Task directions → Read the data and repeat all of it exactly.

══ Record list ══

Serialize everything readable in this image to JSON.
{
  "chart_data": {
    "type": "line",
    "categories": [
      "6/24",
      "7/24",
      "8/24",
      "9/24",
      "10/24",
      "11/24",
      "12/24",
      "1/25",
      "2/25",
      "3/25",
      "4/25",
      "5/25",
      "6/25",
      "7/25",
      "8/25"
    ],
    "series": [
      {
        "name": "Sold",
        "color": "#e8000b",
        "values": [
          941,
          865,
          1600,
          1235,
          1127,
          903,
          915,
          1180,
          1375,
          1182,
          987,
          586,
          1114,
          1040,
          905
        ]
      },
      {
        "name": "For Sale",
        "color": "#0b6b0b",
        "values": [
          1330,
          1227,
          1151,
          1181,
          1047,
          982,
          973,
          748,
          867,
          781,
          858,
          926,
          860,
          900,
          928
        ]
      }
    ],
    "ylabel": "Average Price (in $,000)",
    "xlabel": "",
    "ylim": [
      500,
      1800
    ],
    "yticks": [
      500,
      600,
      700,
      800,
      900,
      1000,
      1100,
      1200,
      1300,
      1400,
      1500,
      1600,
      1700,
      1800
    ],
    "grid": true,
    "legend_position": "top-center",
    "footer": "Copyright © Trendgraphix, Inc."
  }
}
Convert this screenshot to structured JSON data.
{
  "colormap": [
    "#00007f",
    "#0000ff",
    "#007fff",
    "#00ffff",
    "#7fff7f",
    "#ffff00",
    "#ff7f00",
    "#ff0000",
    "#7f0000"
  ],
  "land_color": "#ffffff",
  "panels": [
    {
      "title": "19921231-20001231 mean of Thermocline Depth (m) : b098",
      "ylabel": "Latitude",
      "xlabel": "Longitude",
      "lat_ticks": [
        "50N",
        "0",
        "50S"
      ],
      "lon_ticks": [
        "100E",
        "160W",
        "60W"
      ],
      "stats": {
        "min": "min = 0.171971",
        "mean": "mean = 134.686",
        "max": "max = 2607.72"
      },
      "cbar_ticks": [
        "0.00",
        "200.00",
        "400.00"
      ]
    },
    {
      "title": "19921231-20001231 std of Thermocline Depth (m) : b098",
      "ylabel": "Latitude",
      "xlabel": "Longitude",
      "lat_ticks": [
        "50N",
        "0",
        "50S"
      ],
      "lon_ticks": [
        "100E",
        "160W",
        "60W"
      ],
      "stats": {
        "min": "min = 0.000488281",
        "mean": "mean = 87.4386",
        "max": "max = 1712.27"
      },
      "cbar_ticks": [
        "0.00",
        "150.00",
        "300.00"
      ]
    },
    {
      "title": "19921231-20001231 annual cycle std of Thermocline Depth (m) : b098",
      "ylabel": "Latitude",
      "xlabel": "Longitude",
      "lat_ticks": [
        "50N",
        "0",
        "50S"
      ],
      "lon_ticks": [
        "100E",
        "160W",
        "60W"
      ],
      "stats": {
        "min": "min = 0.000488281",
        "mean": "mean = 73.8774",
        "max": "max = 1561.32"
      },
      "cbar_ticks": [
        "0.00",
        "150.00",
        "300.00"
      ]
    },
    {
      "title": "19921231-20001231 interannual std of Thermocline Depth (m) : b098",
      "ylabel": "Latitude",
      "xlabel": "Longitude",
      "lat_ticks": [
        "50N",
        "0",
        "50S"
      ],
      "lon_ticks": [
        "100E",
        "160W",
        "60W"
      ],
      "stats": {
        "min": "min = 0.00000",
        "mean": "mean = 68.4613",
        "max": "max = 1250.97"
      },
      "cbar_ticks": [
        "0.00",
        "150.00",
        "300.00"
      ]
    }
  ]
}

═══

Task response →
Serialize everything readable in this image to JSON.
{
  "chart_data": {
    "type": "line",
    "categories": [
      "6/24",
      "7/24",
      "8/24",
      "9/24",
      "10/24",
      "11/24",
      "12/24",
      "1/25",
      "2/25",
      "3/25",
      "4/25",
      "5/25",
      "6/25",
      "7/25",
      "8/25"
    ],
    "series": [
      {
        "name": "Sold",
        "color": "#e8000b",
        "values": [
          941,
          865,
          1600,
          1235,
          1127,
          903,
          915,
          1180,
          1375,
          1182,
          987,
          586,
          1114,
          1040,
          905
        ]
      },
      {
        "name": "For Sale",
        "color": "#0b6b0b",
        "values": [
          1330,
          1227,
          1151,
          1181,
          1047,
          982,
          973,
          748,
          867,
          781,
          858,
          926,
          860,
          900,
          928
        ]
      }
    ],
    "ylabel": "Average Price (in $,000)",
    "xlabel": "",
    "ylim": [
      500,
      1800
    ],
    "yticks": [
      500,
      600,
      700,
      800,
      900,
      1000,
      1100,
      1200,
      1300,
      1400,
      1500,
      1600,
      1700,
      1800
    ],
    "grid": true,
    "legend_position": "top-center",
    "footer": "Copyright © Trendgraphix, Inc."
  }
}
Convert this screenshot to structured JSON data.
{
  "colormap": [
    "#00007f",
    "#0000ff",
    "#007fff",
    "#00ffff",
    "#7fff7f",
    "#ffff00",
    "#ff7f00",
    "#ff0000",
    "#7f0000"
  ],
  "land_color": "#ffffff",
  "panels": [
    {
      "title": "19921231-20001231 mean of Thermocline Depth (m) : b098",
      "ylabel": "Latitude",
      "xlabel": "Longitude",
      "lat_ticks": [
        "50N",
        "0",
        "50S"
      ],
      "lon_ticks": [
        "100E",
        "160W",
        "60W"
      ],
      "stats": {
        "min": "min = 0.171971",
        "mean": "mean = 134.686",
        "max": "max = 2607.72"
      },
      "cbar_ticks": [
        "0.00",
        "200.00",
        "400.00"
      ]
    },
    {
      "title": "19921231-20001231 std of Thermocline Depth (m) : b098",
      "ylabel": "Latitude",
      "xlabel": "Longitude",
      "lat_ticks": [
        "50N",
        "0",
        "50S"
      ],
      "lon_ticks": [
        "100E",
        "160W",
        "60W"
      ],
      "stats": {
        "min": "min = 0.000488281",
        "mean": "mean = 87.4386",
        "max": "max = 1712.27"
      },
      "cbar_ticks": [
        "0.00",
        "150.00",
        "300.00"
      ]
    },
    {
      "title": "19921231-20001231 annual cycle std of Thermocline Depth (m) : b098",
      "ylabel": "Latitude",
      "xlabel": "Longitude",
      "lat_ticks": [
        "50N",
        "0",
        "50S"
      ],
      "lon_ticks": [
        "100E",
        "160W",
        "60W"
      ],
      "stats": {
        "min": "min = 0.000488281",
        "mean": "mean = 73.8774",
        "max": "max = 1561.32"
      },
      "cbar_ticks": [
        "0.00",
        "150.00",
        "300.00"
      ]
    },
    {
      "title": "19921231-20001231 interannual std of Thermocline Depth (m) : b098",
      "ylabel": "Latitude",
      "xlabel": "Longitude",
      "lat_ticks": [
        "50N",
        "0",
        "50S"
      ],
      "lon_ticks": [
        "100E",
        "160W",
        "60W"
      ],
      "stats": {
        "min": "min = 0.00000",
        "mean": "mean = 68.4613",
        "max": "max = 1250.97"
      },
      "cbar_ticks": [
        "0.00",
        "150.00",
        "300.00"
      ]
    }
  ]
}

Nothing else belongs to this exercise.